Copy every entry word for word. Skip the pictures.
━━━━━ Task inputs ━━━━━
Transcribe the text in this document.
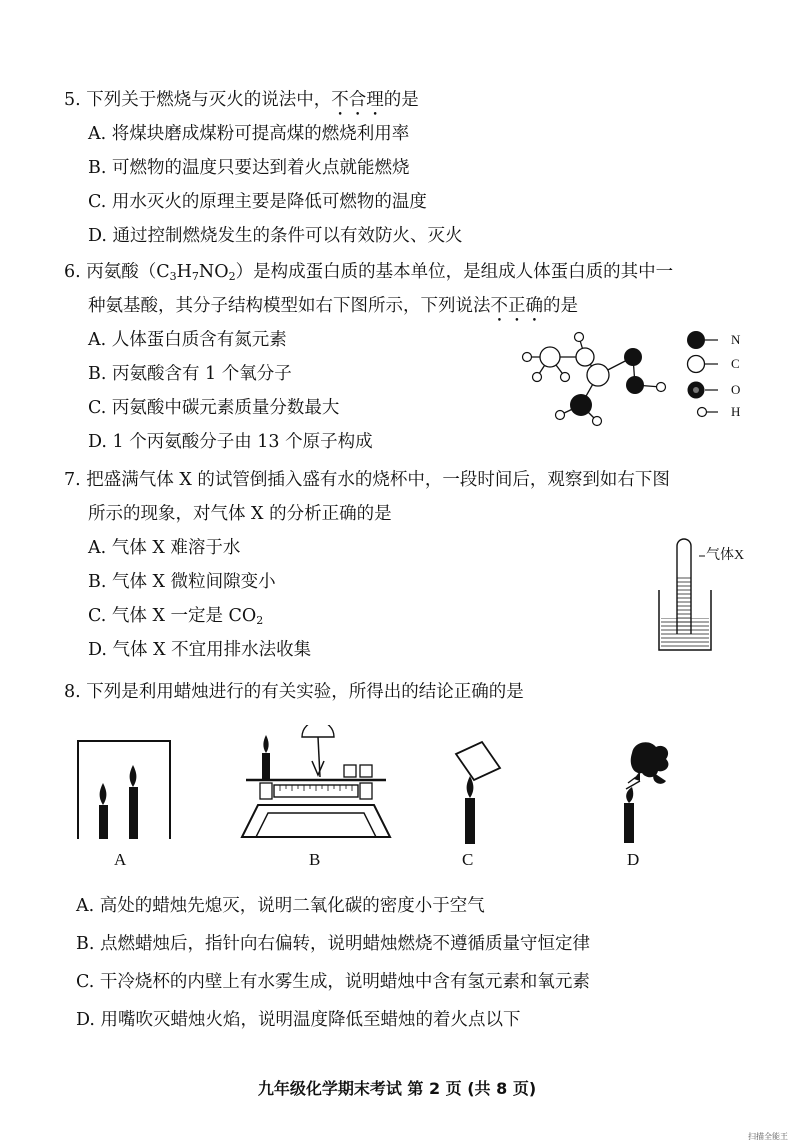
5. 下列关于燃烧与灭火的说法中，不合理的是
A. 将煤块磨成煤粉可提高煤的燃烧利用率
B. 可燃物的温度只要达到着火点就能燃烧
C. 用水灭火的原理主要是降低可燃物的温度
D. 通过控制燃烧发生的条件可以有效防火、灭火
6. 丙氨酸$(C_3H_7NO_2)$是构成蛋白质的基本单位，是组成人体蛋白质的其中一
种氨基酸，其分子结构模型如右下图所示，下列说法不正确的是
A. 人体蛋白质含有氮元素
B. 丙氨酸含有 1 个氧分子
C. 丙氨酸中碳元素质量分数最大
D. 1 个丙氨酸分子由 13 个原子构成
N
C
O
H
7. 把盛满气体 X 的试管倒插入盛有水的烧杯中，一段时间后，观察到如右下图
所示的现象，对气体 X 的分析正确的是
A. 气体 X 难溶于水
B. 气体 X 微粒间隙变小
C. 气体 X 一定是 $CO_2$
D. 气体 X 不宜用排水法收集
气体X
8. 下列是利用蜡烛进行的有关实验，所得出的结论正确的是
A	B	C	D
A. 高处的蜡烛先熄灭，说明二氧化碳的密度小于空气
B. 点燃蜡烛后，指针向右偏转，说明蜡烛燃烧不遵循质量守恒定律
C. 干冷烧杯的内壁上有水雾生成，说明蜡烛中含有氢元素和氧元素
D. 用嘴吹灭蜡烛火焰，说明温度降低至蜡烛的着火点以下
九年级化学期末考试 第 2 页 (共 8 页)
扫描全能王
━━━━━
Task output ->
Transcribe the text in this document.
5. 下列关于燃烧与灭火的说法中，不合理的是
A. 将煤块磨成煤粉可提高煤的燃烧利用率
B. 可燃物的温度只要达到着火点就能燃烧
C. 用水灭火的原理主要是降低可燃物的温度
D. 通过控制燃烧发生的条件可以有效防火、灭火
6. 丙氨酸$(C_3H_7NO_2)$是构成蛋白质的基本单位，是组成人体蛋白质的其中一
种氨基酸，其分子结构模型如右下图所示，下列说法不正确的是
A. 人体蛋白质含有氮元素
B. 丙氨酸含有 1 个氧分子
C. 丙氨酸中碳元素质量分数最大
D. 1 个丙氨酸分子由 13 个原子构成
N
C
O
H
7. 把盛满气体 X 的试管倒插入盛有水的烧杯中，一段时间后，观察到如右下图
所示的现象，对气体 X 的分析正确的是
A. 气体 X 难溶于水
B. 气体 X 微粒间隙变小
C. 气体 X 一定是 $CO_2$
D. 气体 X 不宜用排水法收集
气体X
8. 下列是利用蜡烛进行的有关实验，所得出的结论正确的是
A	B	C	D
A. 高处的蜡烛先熄灭，说明二氧化碳的密度小于空气
B. 点燃蜡烛后，指针向右偏转，说明蜡烛燃烧不遵循质量守恒定律
C. 干冷烧杯的内壁上有水雾生成，说明蜡烛中含有氢元素和氧元素
D. 用嘴吹灭蜡烛火焰，说明温度降低至蜡烛的着火点以下
九年级化学期末考试 第 2 页 (共 8 页)
扫描全能王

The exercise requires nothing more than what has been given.